• EXERCISE DESCRIPTION: Search the data below for the word "JSON" and copy each line that holds it.

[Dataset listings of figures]
## Begin

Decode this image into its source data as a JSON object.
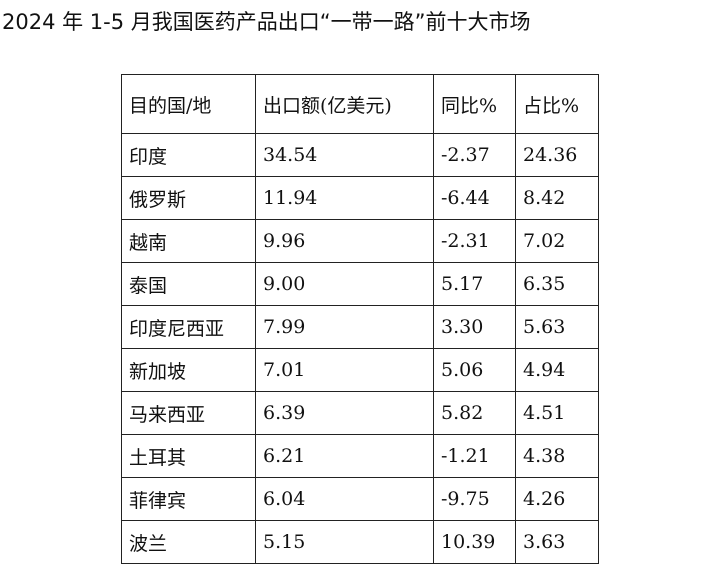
{
  "header": {
    "title": "2024 年 1-5 月我国医药产品出口“一带一路”前十大市场"
  },
  "table": {
    "columns": [
      "目的国/地",
      "出口额(亿美元)",
      "同比%",
      "占比%"
    ],
    "rows": [
      [
        "印度",
        "34.54",
        "-2.37",
        "24.36"
      ],
      [
        "俄罗斯",
        "11.94",
        "-6.44",
        "8.42"
      ],
      [
        "越南",
        "9.96",
        "-2.31",
        "7.02"
      ],
      [
        "泰国",
        "9.00",
        "5.17",
        "6.35"
      ],
      [
        "印度尼西亚",
        "7.99",
        "3.30",
        "5.63"
      ],
      [
        "新加坡",
        "7.01",
        "5.06",
        "4.94"
      ],
      [
        "马来西亚",
        "6.39",
        "5.82",
        "4.51"
      ],
      [
        "土耳其",
        "6.21",
        "-1.21",
        "4.38"
      ],
      [
        "菲律宾",
        "6.04",
        "-9.75",
        "4.26"
      ],
      [
        "波兰",
        "5.15",
        "10.39",
        "3.63"
      ]
    ]
  }
}
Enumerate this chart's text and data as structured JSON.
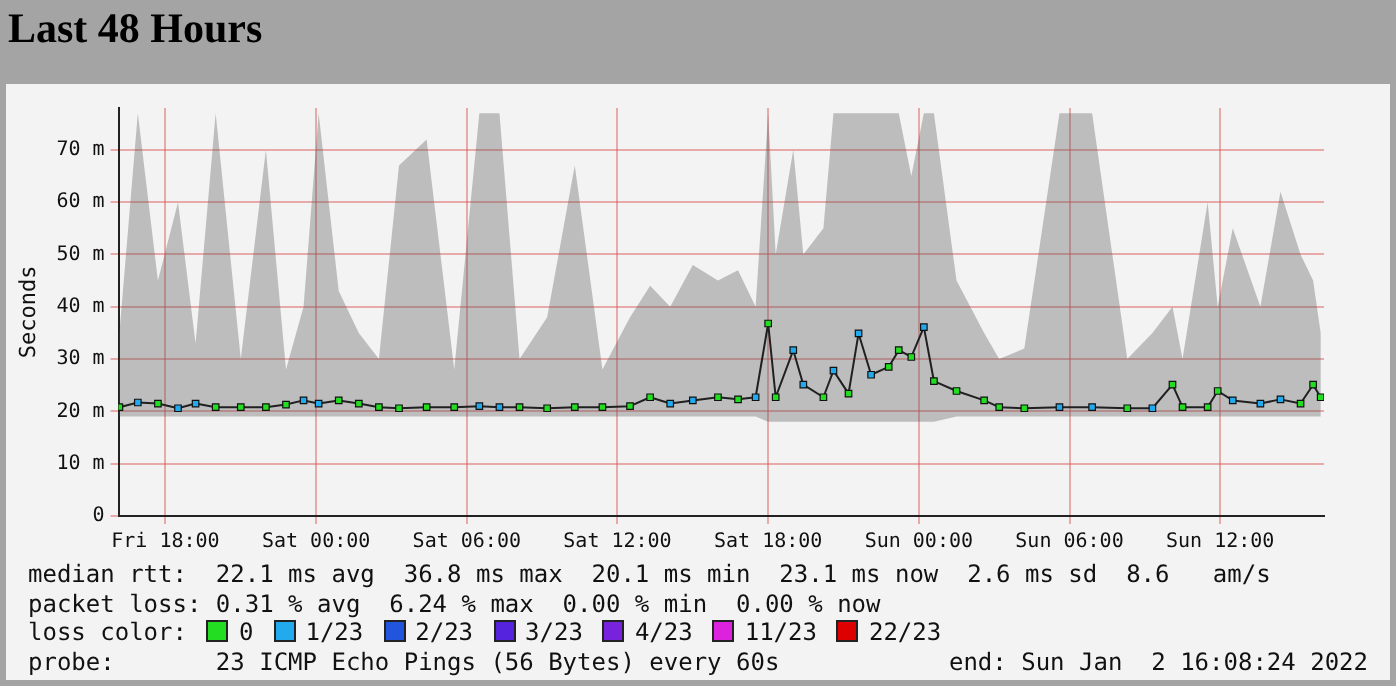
{
  "chart_data": {
    "type": "line",
    "title": "Last 48 Hours",
    "ylabel": "Seconds",
    "xlim": [
      "2021-12-31T16:08",
      "2022-01-02T16:08"
    ],
    "ylim": [
      0,
      78
    ],
    "xticks": [
      {
        "value": "2021-12-31T18:00",
        "label": "Fri 18:00"
      },
      {
        "value": "2022-01-01T00:00",
        "label": "Sat 00:00"
      },
      {
        "value": "2022-01-01T06:00",
        "label": "Sat 06:00"
      },
      {
        "value": "2022-01-01T12:00",
        "label": "Sat 12:00"
      },
      {
        "value": "2022-01-01T18:00",
        "label": "Sat 18:00"
      },
      {
        "value": "2022-01-02T00:00",
        "label": "Sun 00:00"
      },
      {
        "value": "2022-01-02T06:00",
        "label": "Sun 06:00"
      },
      {
        "value": "2022-01-02T12:00",
        "label": "Sun 12:00"
      }
    ],
    "yticks": [
      0,
      {
        "value": 10,
        "label": "10 m"
      },
      {
        "value": 20,
        "label": "20 m"
      },
      {
        "value": 30,
        "label": "30 m"
      },
      {
        "value": 40,
        "label": "40 m"
      },
      {
        "value": 50,
        "label": "50 m"
      },
      {
        "value": 60,
        "label": "60 m"
      },
      {
        "value": 70,
        "label": "70 m"
      }
    ],
    "grid": true,
    "legend": "bottom",
    "legend_title": "loss color:",
    "series": [
      {
        "color": "#202020",
        "x": [
          "2021-12-31T16:10",
          "2021-12-31T16:54",
          "2021-12-31T17:42",
          "2021-12-31T18:30",
          "2021-12-31T19:12",
          "2021-12-31T20:00",
          "2021-12-31T21:00",
          "2021-12-31T22:00",
          "2021-12-31T22:48",
          "2021-12-31T23:30",
          "2022-01-01T00:06",
          "2022-01-01T00:54",
          "2022-01-01T01:42",
          "2022-01-01T02:30",
          "2022-01-01T03:18",
          "2022-01-01T04:24",
          "2022-01-01T05:30",
          "2022-01-01T06:30",
          "2022-01-01T07:18",
          "2022-01-01T08:06",
          "2022-01-01T09:12",
          "2022-01-01T10:18",
          "2022-01-01T11:24",
          "2022-01-01T12:30",
          "2022-01-01T13:18",
          "2022-01-01T14:06",
          "2022-01-01T15:00",
          "2022-01-01T16:00",
          "2022-01-01T16:48",
          "2022-01-01T17:30",
          "2022-01-01T18:00",
          "2022-01-01T18:18",
          "2022-01-01T19:00",
          "2022-01-01T19:24",
          "2022-01-01T20:12",
          "2022-01-01T20:36",
          "2022-01-01T21:12",
          "2022-01-01T21:36",
          "2022-01-01T22:06",
          "2022-01-01T22:48",
          "2022-01-01T23:12",
          "2022-01-01T23:42",
          "2022-01-02T00:12",
          "2022-01-02T00:36",
          "2022-01-02T01:30",
          "2022-01-02T02:36",
          "2022-01-02T03:12",
          "2022-01-02T04:12",
          "2022-01-02T05:36",
          "2022-01-02T06:54",
          "2022-01-02T08:18",
          "2022-01-02T09:18",
          "2022-01-02T10:06",
          "2022-01-02T10:30",
          "2022-01-02T11:30",
          "2022-01-02T11:54",
          "2022-01-02T12:30",
          "2022-01-02T13:36",
          "2022-01-02T14:24",
          "2022-01-02T15:12",
          "2022-01-02T15:42",
          "2022-01-02T16:00"
        ],
        "values": [
          20.8,
          21.7,
          21.5,
          20.6,
          21.5,
          20.8,
          20.8,
          20.8,
          21.3,
          22.1,
          21.5,
          22.1,
          21.5,
          20.8,
          20.6,
          20.8,
          20.8,
          21.0,
          20.8,
          20.8,
          20.6,
          20.8,
          20.8,
          21.0,
          22.7,
          21.5,
          22.1,
          22.7,
          22.3,
          22.7,
          36.8,
          22.7,
          31.7,
          25.1,
          22.7,
          27.8,
          23.4,
          34.9,
          27.0,
          28.5,
          31.7,
          30.4,
          36.1,
          25.8,
          23.9,
          22.1,
          20.8,
          20.6,
          20.8,
          20.8,
          20.6,
          20.6,
          25.1,
          20.8,
          20.8,
          23.9,
          22.1,
          21.5,
          22.3,
          21.5,
          25.1,
          22.7
        ],
        "lower": [
          19,
          19,
          19,
          19,
          19,
          19,
          19,
          19,
          19,
          19,
          19,
          19,
          19,
          19,
          19,
          19,
          19,
          19,
          19,
          19,
          19,
          19,
          19,
          19,
          19,
          19,
          19,
          19,
          19,
          19,
          18,
          18,
          18,
          18,
          18,
          18,
          18,
          18,
          18,
          18,
          18,
          18,
          18,
          18,
          19,
          19,
          19,
          19,
          19,
          19,
          19,
          19,
          19,
          19,
          19,
          19,
          19,
          19,
          19,
          19,
          19,
          19
        ],
        "upper": [
          35,
          77,
          45,
          60,
          33,
          77,
          30,
          70,
          28,
          40,
          77,
          43,
          35,
          30,
          67,
          72,
          28,
          77,
          77,
          30,
          38,
          67,
          28,
          38,
          44,
          40,
          48,
          45,
          47,
          40,
          77,
          50,
          70,
          50,
          55,
          77,
          77,
          77,
          77,
          77,
          77,
          65,
          77,
          77,
          45,
          35,
          30,
          32,
          77,
          77,
          30,
          35,
          40,
          30,
          60,
          40,
          55,
          40,
          62,
          50,
          45,
          35
        ]
      },
      {
        "type": "scatter",
        "name": "0",
        "color": "#22dd22",
        "marker": "square",
        "x": [
          "2021-12-31T16:10",
          "2021-12-31T17:42",
          "2021-12-31T20:00",
          "2021-12-31T21:00",
          "2021-12-31T22:00",
          "2021-12-31T22:48",
          "2022-01-01T00:54",
          "2022-01-01T01:42",
          "2022-01-01T02:30",
          "2022-01-01T03:18",
          "2022-01-01T04:24",
          "2022-01-01T05:30",
          "2022-01-01T08:06",
          "2022-01-01T09:12",
          "2022-01-01T10:18",
          "2022-01-01T11:24",
          "2022-01-01T12:30",
          "2022-01-01T13:18",
          "2022-01-01T16:00",
          "2022-01-01T16:48",
          "2022-01-01T18:00",
          "2022-01-01T18:18",
          "2022-01-01T20:12",
          "2022-01-01T21:12",
          "2022-01-01T22:48",
          "2022-01-01T23:12",
          "2022-01-01T23:42",
          "2022-01-02T00:36",
          "2022-01-02T01:30",
          "2022-01-02T02:36",
          "2022-01-02T03:12",
          "2022-01-02T04:12",
          "2022-01-02T08:18",
          "2022-01-02T10:06",
          "2022-01-02T10:30",
          "2022-01-02T11:30",
          "2022-01-02T11:54",
          "2022-01-02T15:12",
          "2022-01-02T15:42",
          "2022-01-02T16:00"
        ],
        "values": [
          20.8,
          21.5,
          20.8,
          20.8,
          20.8,
          21.3,
          22.1,
          21.5,
          20.8,
          20.6,
          20.8,
          20.8,
          20.8,
          20.6,
          20.8,
          20.8,
          21.0,
          22.7,
          22.7,
          22.3,
          36.8,
          22.7,
          22.7,
          23.4,
          28.5,
          31.7,
          30.4,
          25.8,
          23.9,
          22.1,
          20.8,
          20.6,
          20.6,
          25.1,
          20.8,
          20.8,
          23.9,
          21.5,
          25.1,
          22.7
        ]
      },
      {
        "type": "scatter",
        "name": "1/23",
        "color": "#22aaee",
        "marker": "square",
        "x": [
          "2021-12-31T16:54",
          "2021-12-31T18:30",
          "2021-12-31T19:12",
          "2021-12-31T23:30",
          "2022-01-01T00:06",
          "2022-01-01T06:30",
          "2022-01-01T07:18",
          "2022-01-01T14:06",
          "2022-01-01T15:00",
          "2022-01-01T17:30",
          "2022-01-01T19:00",
          "2022-01-01T19:24",
          "2022-01-01T20:36",
          "2022-01-01T21:36",
          "2022-01-01T22:06",
          "2022-01-02T00:12",
          "2022-01-02T05:36",
          "2022-01-02T06:54",
          "2022-01-02T09:18",
          "2022-01-02T12:30",
          "2022-01-02T13:36",
          "2022-01-02T14:24"
        ],
        "values": [
          21.7,
          20.6,
          21.5,
          22.1,
          21.5,
          21.0,
          20.8,
          21.5,
          22.1,
          22.7,
          31.7,
          25.1,
          27.8,
          34.9,
          27.0,
          36.1,
          20.8,
          20.8,
          20.6,
          22.1,
          21.5,
          22.3
        ]
      },
      {
        "type": "scatter",
        "name": "2/23",
        "color": "#2255dd",
        "marker": "square"
      },
      {
        "type": "scatter",
        "name": "3/23",
        "color": "#5522dd",
        "marker": "square"
      },
      {
        "type": "scatter",
        "name": "4/23",
        "color": "#7722dd",
        "marker": "square"
      },
      {
        "type": "scatter",
        "name": "11/23",
        "color": "#dd22dd",
        "marker": "square"
      },
      {
        "type": "scatter",
        "name": "22/23",
        "color": "#dd0000",
        "marker": "square"
      }
    ],
    "annotations": [
      "median rtt:  22.1 ms avg  36.8 ms max  20.1 ms min  23.1 ms now  2.6 ms sd  8.6   am/s",
      "packet loss: 0.31 % avg  6.24 % max  0.00 % min  0.00 % now",
      "probe:       23 ICMP Echo Pings (56 Bytes) every 60s",
      "end: Sun Jan  2 16:08:24 2022"
    ]
  }
}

## End

• RESULT:
Decode this image into its source data as a JSON object.
Enumerate this chart's text and data as structured JSON.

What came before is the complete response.